[Recorded data]
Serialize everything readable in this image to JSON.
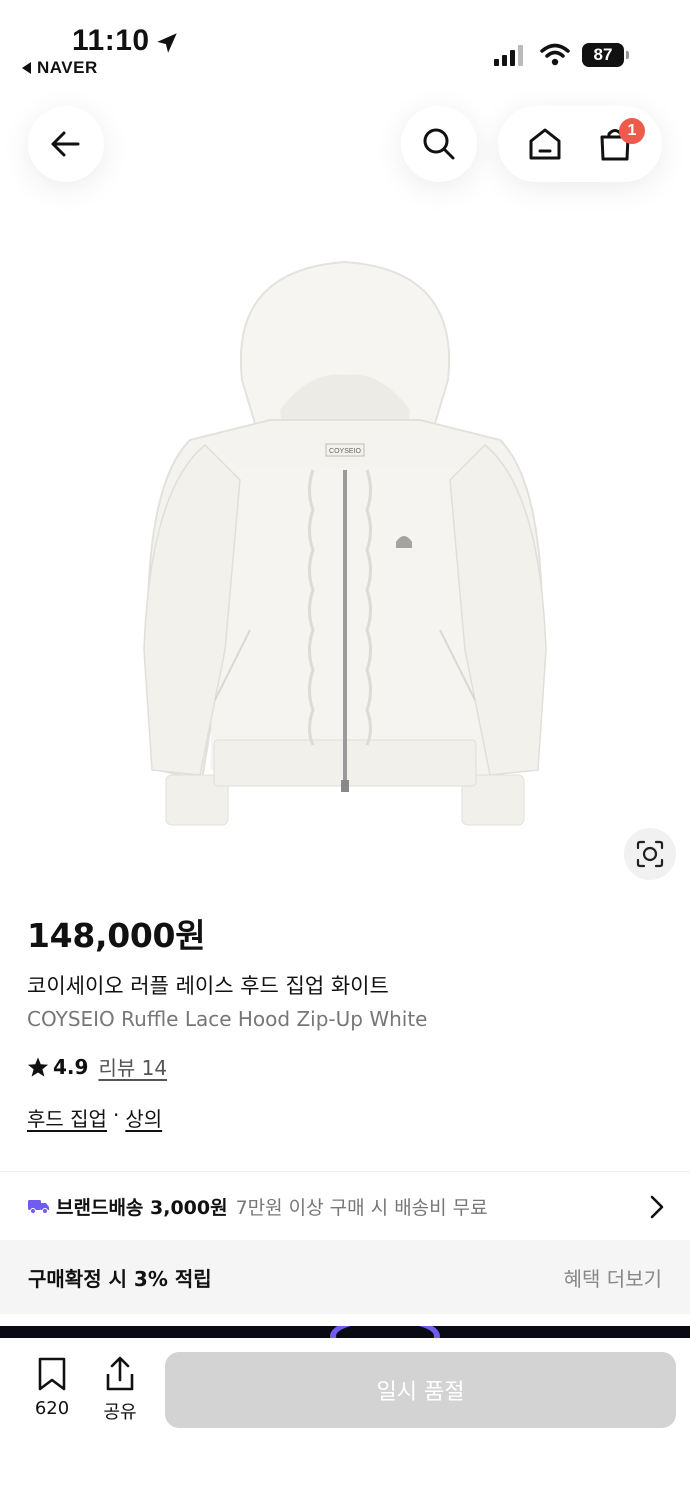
{
  "status_bar": {
    "time": "11:10",
    "back_app": "NAVER",
    "battery": "87"
  },
  "top_nav": {
    "cart_count": "1"
  },
  "product": {
    "price": "148,000원",
    "name_ko": "코이세이오 러플 레이스 후드 집업 화이트",
    "name_en": "COYSEIO Ruffle Lace Hood Zip-Up White",
    "rating": "4.9",
    "reviews": "리뷰 14",
    "category_1": "후드 집업",
    "category_sep": "·",
    "category_2": "상의",
    "image_label": "COYSEIO"
  },
  "shipping": {
    "label": "브랜드배송 3,000원",
    "note": "7만원 이상 구매 시 배송비 무료"
  },
  "points": {
    "left": "구매확정 시 3% 적립",
    "right": "혜택 더보기"
  },
  "bottom_bar": {
    "bookmark_count": "620",
    "share_label": "공유",
    "buy_button": "일시 품절"
  },
  "colors": {
    "badge": "#ef5a4c",
    "truck": "#6f5cf0",
    "disabled_button": "#d3d3d3"
  }
}
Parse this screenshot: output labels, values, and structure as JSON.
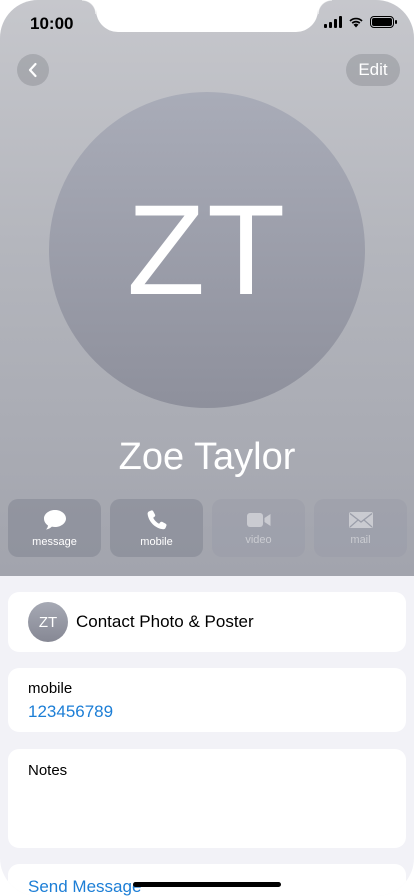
{
  "status_bar": {
    "time": "10:00"
  },
  "header": {
    "edit_label": "Edit"
  },
  "contact": {
    "initials": "ZT",
    "name": "Zoe Taylor"
  },
  "actions": [
    {
      "label": "message",
      "icon": "message-bubble-icon",
      "enabled": true
    },
    {
      "label": "mobile",
      "icon": "phone-icon",
      "enabled": true
    },
    {
      "label": "video",
      "icon": "video-camera-icon",
      "enabled": false
    },
    {
      "label": "mail",
      "icon": "mail-envelope-icon",
      "enabled": false
    }
  ],
  "photo_card": {
    "initials": "ZT",
    "label": "Contact Photo & Poster"
  },
  "phone_card": {
    "label": "mobile",
    "number": "123456789"
  },
  "notes_card": {
    "label": "Notes"
  },
  "send_card": {
    "label": "Send Message"
  },
  "colors": {
    "accent": "#1c7ed6",
    "hero_top": "#c6c7cc",
    "hero_bottom": "#a2a4ad"
  }
}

◆ **What the exercise asks**:
Begin at the line containing "Parse this screenshot: output" and extract every line through the end of the records, inclusive, exactly and only; omit pictures.

◆ **Correct output**:
Parse this screenshot: output labels, values, and structure as JSON.
{
  "status_bar": {
    "time": "10:00"
  },
  "header": {
    "edit_label": "Edit"
  },
  "contact": {
    "initials": "ZT",
    "name": "Zoe Taylor"
  },
  "actions": [
    {
      "label": "message",
      "icon": "message-bubble-icon",
      "enabled": true
    },
    {
      "label": "mobile",
      "icon": "phone-icon",
      "enabled": true
    },
    {
      "label": "video",
      "icon": "video-camera-icon",
      "enabled": false
    },
    {
      "label": "mail",
      "icon": "mail-envelope-icon",
      "enabled": false
    }
  ],
  "photo_card": {
    "initials": "ZT",
    "label": "Contact Photo & Poster"
  },
  "phone_card": {
    "label": "mobile",
    "number": "123456789"
  },
  "notes_card": {
    "label": "Notes"
  },
  "send_card": {
    "label": "Send Message"
  },
  "colors": {
    "accent": "#1c7ed6",
    "hero_top": "#c6c7cc",
    "hero_bottom": "#a2a4ad"
  }
}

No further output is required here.